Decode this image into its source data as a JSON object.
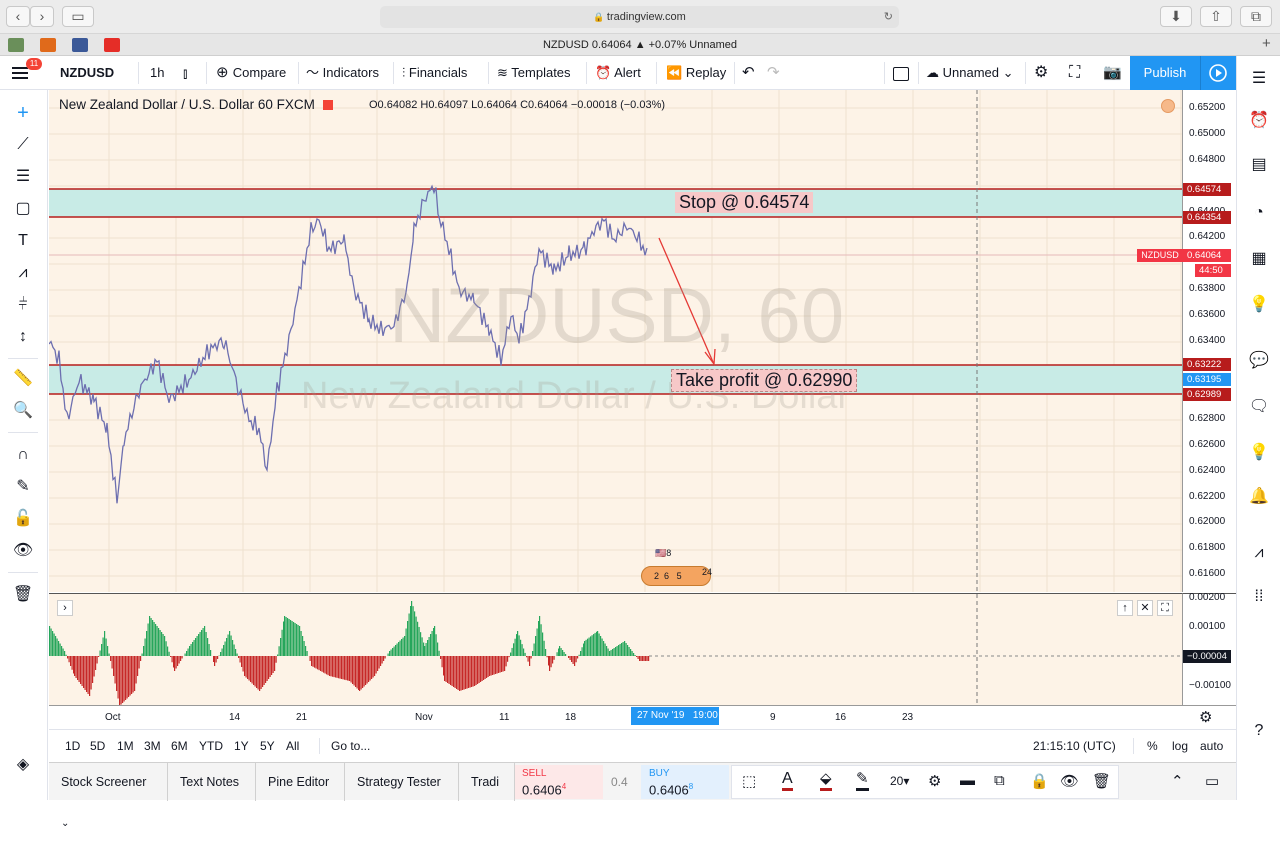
{
  "browser": {
    "url": "tradingview.com",
    "tab_title": "NZDUSD 0.64064 ▲ +0.07% Unnamed"
  },
  "toolbar": {
    "symbol": "NZDUSD",
    "interval": "1h",
    "compare": "Compare",
    "indicators": "Indicators",
    "financials": "Financials",
    "templates": "Templates",
    "alert": "Alert",
    "replay": "Replay",
    "layout_name": "Unnamed",
    "publish": "Publish",
    "notification_count": "11"
  },
  "legend": {
    "title": "New Zealand Dollar / U.S. Dollar",
    "interval": "60",
    "source": "FXCM",
    "ohlc": "O0.64082 H0.64097 L0.64064 C0.64064 −0.00018 (−0.03%)"
  },
  "watermark": {
    "line1": "NZDUSD, 60",
    "line2": "New Zealand Dollar / U.S. Dollar"
  },
  "annotations": {
    "stop": "Stop @ 0.64574",
    "take_profit": "Take profit @ 0.62990"
  },
  "price_axis": {
    "ticks": [
      "0.65200",
      "0.65000",
      "0.64800",
      "0.64400",
      "0.64200",
      "0.63800",
      "0.63600",
      "0.63400",
      "0.62800",
      "0.62600",
      "0.62400",
      "0.62200",
      "0.62000",
      "0.61800",
      "0.61600"
    ],
    "tags": {
      "stop_upper": "0.64574",
      "stop_lower": "0.64354",
      "symbol": "NZDUSD",
      "last": "0.64064",
      "countdown": "44:50",
      "tp_upper": "0.63222",
      "tp_mid": "0.63195",
      "tp_lower": "0.62989"
    }
  },
  "indicator_axis": {
    "ticks": [
      "0.00200",
      "0.00100",
      "−0.00100"
    ],
    "current": "−0.00004"
  },
  "time_axis": {
    "labels": [
      "Oct",
      "14",
      "21",
      "Nov",
      "11",
      "18",
      "9",
      "16",
      "23"
    ],
    "crosshair": "27 Nov '19",
    "crosshair_time": "19:00"
  },
  "bottom_bar": {
    "ranges": [
      "1D",
      "5D",
      "1M",
      "3M",
      "6M",
      "YTD",
      "1Y",
      "5Y",
      "All"
    ],
    "goto": "Go to...",
    "clock": "21:15:10 (UTC)",
    "percent": "%",
    "log": "log",
    "auto": "auto"
  },
  "panel": {
    "tabs": [
      "Stock Screener",
      "Text Notes",
      "Pine Editor",
      "Strategy Tester",
      "Tradi"
    ],
    "sell_label": "SELL",
    "sell_price": "0.6406",
    "sell_sup": "4",
    "spread": "0.4",
    "buy_label": "BUY",
    "buy_price": "0.6406",
    "buy_sup": "8",
    "line_width": "20"
  },
  "events": {
    "flag_count": "8",
    "e1": "2",
    "e2": "6",
    "e3": "5",
    "e4": "24"
  },
  "colors": {
    "accent": "#2196f3",
    "zone_fill": "#c8ebe6",
    "zone_line": "#b71c1c",
    "up": "#26a65b",
    "down": "#c62828",
    "candles": "#6d6fb0"
  }
}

******

* What you need to do
In the entries above, identify each line that includes the string "Unnamed", then copy it.

* Correct result
    "tab_title": "NZDUSD 0.64064 ▲ +0.07% Unnamed"
    "layout_name": "Unnamed",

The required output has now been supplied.